» Problem statement: Records follow. Copy every line with "XAUUSD".

» Data supplied:
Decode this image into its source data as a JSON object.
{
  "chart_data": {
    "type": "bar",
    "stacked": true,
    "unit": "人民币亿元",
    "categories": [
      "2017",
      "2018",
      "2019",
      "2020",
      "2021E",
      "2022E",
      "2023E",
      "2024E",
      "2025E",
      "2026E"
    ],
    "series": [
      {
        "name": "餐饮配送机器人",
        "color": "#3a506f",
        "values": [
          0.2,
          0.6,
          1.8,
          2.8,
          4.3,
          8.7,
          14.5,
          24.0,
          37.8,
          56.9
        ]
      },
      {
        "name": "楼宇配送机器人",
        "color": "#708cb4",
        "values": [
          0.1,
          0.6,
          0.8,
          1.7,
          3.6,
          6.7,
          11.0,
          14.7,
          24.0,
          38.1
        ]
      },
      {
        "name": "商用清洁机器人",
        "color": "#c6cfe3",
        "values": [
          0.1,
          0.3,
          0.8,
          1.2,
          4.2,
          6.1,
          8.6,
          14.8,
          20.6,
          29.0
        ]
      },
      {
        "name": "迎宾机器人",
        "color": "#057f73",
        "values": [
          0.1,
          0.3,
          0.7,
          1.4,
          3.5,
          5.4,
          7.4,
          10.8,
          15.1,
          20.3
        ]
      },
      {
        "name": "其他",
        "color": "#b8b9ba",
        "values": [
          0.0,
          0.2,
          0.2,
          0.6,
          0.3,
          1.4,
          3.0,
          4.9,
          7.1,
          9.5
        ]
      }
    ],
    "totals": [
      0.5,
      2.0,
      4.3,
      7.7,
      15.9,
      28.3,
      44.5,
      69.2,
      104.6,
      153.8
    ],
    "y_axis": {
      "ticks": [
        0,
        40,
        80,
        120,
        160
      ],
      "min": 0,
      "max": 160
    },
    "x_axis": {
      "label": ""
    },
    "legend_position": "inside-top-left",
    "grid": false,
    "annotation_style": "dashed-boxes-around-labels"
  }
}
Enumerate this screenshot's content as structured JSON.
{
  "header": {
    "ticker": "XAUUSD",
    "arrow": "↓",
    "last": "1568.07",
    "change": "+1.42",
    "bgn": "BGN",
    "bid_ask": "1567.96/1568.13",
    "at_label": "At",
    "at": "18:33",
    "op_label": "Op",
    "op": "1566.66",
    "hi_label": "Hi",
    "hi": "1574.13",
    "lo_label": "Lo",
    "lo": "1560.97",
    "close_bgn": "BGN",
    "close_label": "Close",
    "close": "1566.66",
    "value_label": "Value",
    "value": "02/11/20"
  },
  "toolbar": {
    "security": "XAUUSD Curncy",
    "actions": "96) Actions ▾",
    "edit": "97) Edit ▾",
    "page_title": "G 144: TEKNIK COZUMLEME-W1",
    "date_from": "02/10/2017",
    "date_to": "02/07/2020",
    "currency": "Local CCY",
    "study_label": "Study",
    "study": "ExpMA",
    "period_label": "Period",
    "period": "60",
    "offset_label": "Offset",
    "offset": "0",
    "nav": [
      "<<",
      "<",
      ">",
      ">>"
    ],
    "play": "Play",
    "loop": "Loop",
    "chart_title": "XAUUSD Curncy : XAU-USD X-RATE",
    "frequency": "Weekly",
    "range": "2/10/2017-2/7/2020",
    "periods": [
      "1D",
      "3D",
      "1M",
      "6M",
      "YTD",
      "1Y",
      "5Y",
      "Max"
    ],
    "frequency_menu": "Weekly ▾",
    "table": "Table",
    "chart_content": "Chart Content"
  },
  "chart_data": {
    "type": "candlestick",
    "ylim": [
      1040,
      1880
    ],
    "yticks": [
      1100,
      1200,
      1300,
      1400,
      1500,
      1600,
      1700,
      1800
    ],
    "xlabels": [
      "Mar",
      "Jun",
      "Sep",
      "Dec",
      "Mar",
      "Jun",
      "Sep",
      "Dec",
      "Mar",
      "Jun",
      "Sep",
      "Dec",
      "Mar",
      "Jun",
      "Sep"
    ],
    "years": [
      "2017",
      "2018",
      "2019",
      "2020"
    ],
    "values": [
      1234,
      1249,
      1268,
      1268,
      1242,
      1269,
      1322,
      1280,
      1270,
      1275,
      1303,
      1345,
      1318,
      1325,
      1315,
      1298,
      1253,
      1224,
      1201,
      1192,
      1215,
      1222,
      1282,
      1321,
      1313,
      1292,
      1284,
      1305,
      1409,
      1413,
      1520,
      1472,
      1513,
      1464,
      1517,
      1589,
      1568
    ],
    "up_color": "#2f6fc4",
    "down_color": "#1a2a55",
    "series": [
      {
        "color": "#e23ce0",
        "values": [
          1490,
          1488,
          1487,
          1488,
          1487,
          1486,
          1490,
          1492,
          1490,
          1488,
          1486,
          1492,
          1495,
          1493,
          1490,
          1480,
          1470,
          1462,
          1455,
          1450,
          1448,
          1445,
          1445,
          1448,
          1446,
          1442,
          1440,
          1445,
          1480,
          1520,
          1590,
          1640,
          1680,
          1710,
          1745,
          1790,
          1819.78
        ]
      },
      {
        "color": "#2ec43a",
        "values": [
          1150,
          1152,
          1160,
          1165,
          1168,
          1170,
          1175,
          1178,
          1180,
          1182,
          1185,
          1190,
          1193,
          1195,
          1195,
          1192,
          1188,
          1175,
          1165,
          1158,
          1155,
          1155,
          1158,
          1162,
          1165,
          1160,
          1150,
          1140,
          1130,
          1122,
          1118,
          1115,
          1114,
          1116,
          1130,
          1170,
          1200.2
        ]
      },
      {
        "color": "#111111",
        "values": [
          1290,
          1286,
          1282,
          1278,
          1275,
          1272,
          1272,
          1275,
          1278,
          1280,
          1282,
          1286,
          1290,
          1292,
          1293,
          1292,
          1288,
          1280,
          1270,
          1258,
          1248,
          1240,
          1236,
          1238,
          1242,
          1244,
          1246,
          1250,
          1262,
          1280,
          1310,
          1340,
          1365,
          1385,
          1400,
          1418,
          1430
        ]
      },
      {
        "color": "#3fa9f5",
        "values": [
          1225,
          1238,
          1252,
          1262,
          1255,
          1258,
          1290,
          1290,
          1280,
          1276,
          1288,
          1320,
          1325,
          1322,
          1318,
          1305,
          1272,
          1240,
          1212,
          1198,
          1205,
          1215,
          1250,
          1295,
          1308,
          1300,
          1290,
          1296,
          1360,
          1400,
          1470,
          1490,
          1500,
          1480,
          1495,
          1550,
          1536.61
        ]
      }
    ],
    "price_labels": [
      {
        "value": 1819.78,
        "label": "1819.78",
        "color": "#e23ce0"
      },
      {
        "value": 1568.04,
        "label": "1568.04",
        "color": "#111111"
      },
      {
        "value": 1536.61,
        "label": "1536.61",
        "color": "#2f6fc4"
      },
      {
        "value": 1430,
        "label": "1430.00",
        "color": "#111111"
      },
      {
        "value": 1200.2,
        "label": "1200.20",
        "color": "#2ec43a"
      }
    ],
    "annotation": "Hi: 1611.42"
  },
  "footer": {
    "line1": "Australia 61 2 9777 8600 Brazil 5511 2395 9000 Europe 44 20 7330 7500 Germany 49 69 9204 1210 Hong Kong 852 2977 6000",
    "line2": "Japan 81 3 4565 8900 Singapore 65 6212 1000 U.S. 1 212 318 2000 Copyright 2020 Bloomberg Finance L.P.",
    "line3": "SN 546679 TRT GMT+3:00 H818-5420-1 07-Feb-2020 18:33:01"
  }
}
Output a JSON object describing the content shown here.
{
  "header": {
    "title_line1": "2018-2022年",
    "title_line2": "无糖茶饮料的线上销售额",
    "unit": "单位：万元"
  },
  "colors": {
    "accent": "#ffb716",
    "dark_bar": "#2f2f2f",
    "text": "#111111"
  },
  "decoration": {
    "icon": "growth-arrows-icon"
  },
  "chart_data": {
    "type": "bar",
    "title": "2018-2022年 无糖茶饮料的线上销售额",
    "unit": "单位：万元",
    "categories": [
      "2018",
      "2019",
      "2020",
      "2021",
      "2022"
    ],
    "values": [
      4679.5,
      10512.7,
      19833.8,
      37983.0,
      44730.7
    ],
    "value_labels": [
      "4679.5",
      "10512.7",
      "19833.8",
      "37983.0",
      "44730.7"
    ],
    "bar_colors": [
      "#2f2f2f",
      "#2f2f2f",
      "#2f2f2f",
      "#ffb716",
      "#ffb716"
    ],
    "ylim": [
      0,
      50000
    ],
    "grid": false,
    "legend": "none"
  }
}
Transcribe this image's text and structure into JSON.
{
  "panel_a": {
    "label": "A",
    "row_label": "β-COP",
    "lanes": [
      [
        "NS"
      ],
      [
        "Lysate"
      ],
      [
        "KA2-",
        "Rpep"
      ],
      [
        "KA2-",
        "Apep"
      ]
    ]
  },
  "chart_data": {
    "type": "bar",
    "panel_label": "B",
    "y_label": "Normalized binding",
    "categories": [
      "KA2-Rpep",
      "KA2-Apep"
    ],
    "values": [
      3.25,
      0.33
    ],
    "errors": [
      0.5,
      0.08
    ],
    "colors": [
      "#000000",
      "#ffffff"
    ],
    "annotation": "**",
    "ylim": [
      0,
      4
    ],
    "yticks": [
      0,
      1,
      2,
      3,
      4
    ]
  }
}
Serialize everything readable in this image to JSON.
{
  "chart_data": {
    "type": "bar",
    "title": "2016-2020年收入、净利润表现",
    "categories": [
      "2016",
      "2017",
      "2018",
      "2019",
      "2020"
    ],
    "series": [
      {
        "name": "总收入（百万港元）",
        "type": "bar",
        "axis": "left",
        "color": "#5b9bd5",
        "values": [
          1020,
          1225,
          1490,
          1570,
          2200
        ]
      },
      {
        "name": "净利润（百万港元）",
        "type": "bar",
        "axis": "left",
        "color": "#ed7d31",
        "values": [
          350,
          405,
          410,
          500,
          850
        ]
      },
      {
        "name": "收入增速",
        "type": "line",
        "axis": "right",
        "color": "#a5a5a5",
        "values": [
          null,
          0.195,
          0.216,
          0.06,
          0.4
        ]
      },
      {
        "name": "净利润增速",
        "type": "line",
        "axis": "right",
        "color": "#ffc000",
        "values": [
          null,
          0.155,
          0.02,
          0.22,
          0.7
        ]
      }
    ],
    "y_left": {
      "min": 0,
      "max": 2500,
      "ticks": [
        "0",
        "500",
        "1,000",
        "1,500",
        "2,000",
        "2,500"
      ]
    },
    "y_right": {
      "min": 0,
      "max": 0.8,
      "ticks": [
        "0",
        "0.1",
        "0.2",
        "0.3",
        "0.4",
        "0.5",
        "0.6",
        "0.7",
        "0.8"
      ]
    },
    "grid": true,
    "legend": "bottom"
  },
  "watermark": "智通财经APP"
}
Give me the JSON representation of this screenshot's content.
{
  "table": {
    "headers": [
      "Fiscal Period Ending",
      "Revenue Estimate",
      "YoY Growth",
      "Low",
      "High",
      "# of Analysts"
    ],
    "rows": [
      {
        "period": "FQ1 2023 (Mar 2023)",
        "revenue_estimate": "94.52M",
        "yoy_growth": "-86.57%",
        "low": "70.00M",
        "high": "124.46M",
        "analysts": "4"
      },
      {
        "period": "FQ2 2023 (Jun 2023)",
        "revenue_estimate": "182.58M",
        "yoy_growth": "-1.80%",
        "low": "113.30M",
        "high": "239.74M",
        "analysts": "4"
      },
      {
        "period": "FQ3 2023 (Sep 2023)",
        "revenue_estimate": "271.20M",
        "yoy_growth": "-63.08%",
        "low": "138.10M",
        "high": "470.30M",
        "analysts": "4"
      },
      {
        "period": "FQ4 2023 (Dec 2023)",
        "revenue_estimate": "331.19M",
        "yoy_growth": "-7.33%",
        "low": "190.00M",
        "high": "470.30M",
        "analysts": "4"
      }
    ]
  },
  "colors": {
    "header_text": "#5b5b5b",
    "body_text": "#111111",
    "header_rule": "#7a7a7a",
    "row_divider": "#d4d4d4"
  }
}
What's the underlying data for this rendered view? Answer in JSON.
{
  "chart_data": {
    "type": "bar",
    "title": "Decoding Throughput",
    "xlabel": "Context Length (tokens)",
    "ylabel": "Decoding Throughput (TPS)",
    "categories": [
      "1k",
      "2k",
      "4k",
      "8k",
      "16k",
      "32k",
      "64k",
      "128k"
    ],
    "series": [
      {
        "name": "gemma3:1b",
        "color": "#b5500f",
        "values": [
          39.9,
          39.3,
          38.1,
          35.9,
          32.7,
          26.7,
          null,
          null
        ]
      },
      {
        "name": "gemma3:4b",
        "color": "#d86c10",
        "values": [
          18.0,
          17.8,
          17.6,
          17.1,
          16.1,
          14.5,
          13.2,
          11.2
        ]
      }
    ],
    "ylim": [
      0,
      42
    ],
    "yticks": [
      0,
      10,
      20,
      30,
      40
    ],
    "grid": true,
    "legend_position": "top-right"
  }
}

» Task answer:
    "ticker": "XAUUSD",
    "security": "XAUUSD Curncy",
    "chart_title": "XAUUSD Curncy : XAU-USD X-RATE",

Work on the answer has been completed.